### SOURCE MATERIAL
•••••

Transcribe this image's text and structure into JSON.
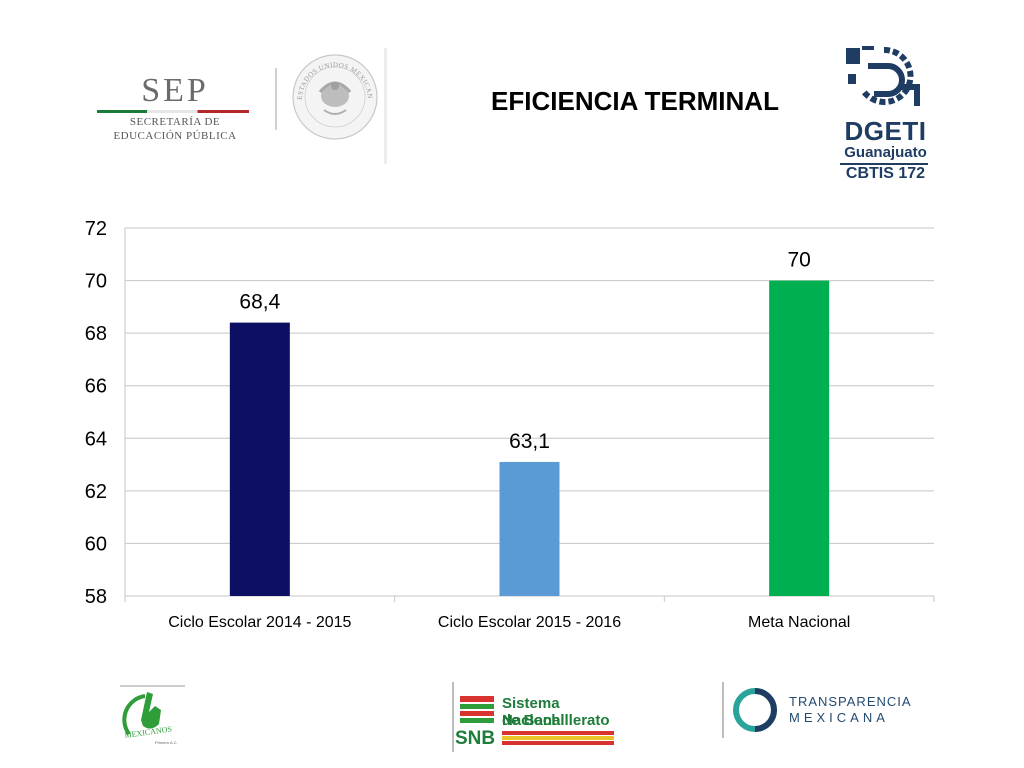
{
  "header": {
    "title": "EFICIENCIA TERMINAL",
    "sep_logo": {
      "acronym": "SEP",
      "line1": "SECRETARÍA DE",
      "line2": "EDUCACIÓN PÚBLICA"
    },
    "seal_text": "ESTADOS UNIDOS MEXICANOS",
    "dgeti_logo": {
      "name": "DGETI",
      "state": "Guanajuato",
      "school": "CBTIS 172",
      "color": "#1f3c63"
    }
  },
  "chart_data": {
    "type": "bar",
    "categories": [
      "Ciclo Escolar 2014 - 2015",
      "Ciclo Escolar 2015 - 2016",
      "Meta Nacional"
    ],
    "values": [
      68.4,
      63.1,
      70
    ],
    "data_labels": [
      "68,4",
      "63,1",
      "70"
    ],
    "colors": [
      "#0d0f63",
      "#5b9bd5",
      "#00b050"
    ],
    "ylim": [
      58,
      72
    ],
    "yticks": [
      58,
      60,
      62,
      64,
      66,
      68,
      70,
      72
    ],
    "grid": true,
    "legend": "none",
    "title": "",
    "xlabel": "",
    "ylabel": ""
  },
  "footer": {
    "mexicanos_logo": {
      "text": "MEXICANOS",
      "subtext": "Primero A.C."
    },
    "snb_logo": {
      "line1": "Sistema Nacional",
      "line2": "de Bachillerato",
      "abbr": "SNB"
    },
    "transparencia_logo": {
      "line1": "TRANSPARENCIA",
      "line2": "MEXICANA"
    }
  }
}
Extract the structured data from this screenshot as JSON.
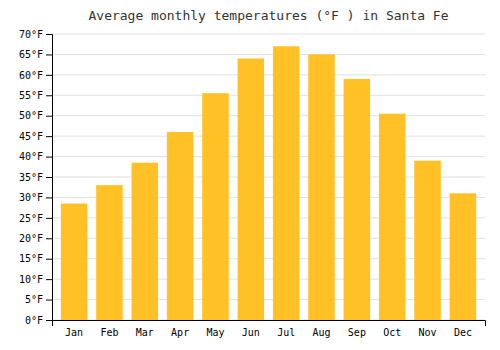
{
  "chart_data": {
    "type": "bar",
    "title": "Average monthly temperatures (°F ) in Santa Fe",
    "categories": [
      "Jan",
      "Feb",
      "Mar",
      "Apr",
      "May",
      "Jun",
      "Jul",
      "Aug",
      "Sep",
      "Oct",
      "Nov",
      "Dec"
    ],
    "values": [
      28.5,
      33.0,
      38.5,
      46.0,
      55.5,
      64.0,
      67.0,
      65.0,
      59.0,
      50.5,
      39.0,
      31.0
    ],
    "color": "#FFC125",
    "ylim": [
      0,
      70
    ],
    "yticks": [
      {
        "value": 0,
        "label": "0°F"
      },
      {
        "value": 5,
        "label": "5°F"
      },
      {
        "value": 10,
        "label": "10°F"
      },
      {
        "value": 15,
        "label": "15°F"
      },
      {
        "value": 20,
        "label": "20°F"
      },
      {
        "value": 25,
        "label": "25°F"
      },
      {
        "value": 30,
        "label": "30°F"
      },
      {
        "value": 35,
        "label": "35°F"
      },
      {
        "value": 40,
        "label": "40°F"
      },
      {
        "value": 45,
        "label": "45°F"
      },
      {
        "value": 50,
        "label": "50°F"
      },
      {
        "value": 55,
        "label": "55°F"
      },
      {
        "value": 60,
        "label": "60°F"
      },
      {
        "value": 65,
        "label": "65°F"
      },
      {
        "value": 70,
        "label": "70°F"
      }
    ],
    "grid": true
  }
}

•••••

### WORK TO BE COMPLETED
Looking at the entries above, say how many lines contain the word "title". Only the number is wanted.

### SOLUTION
3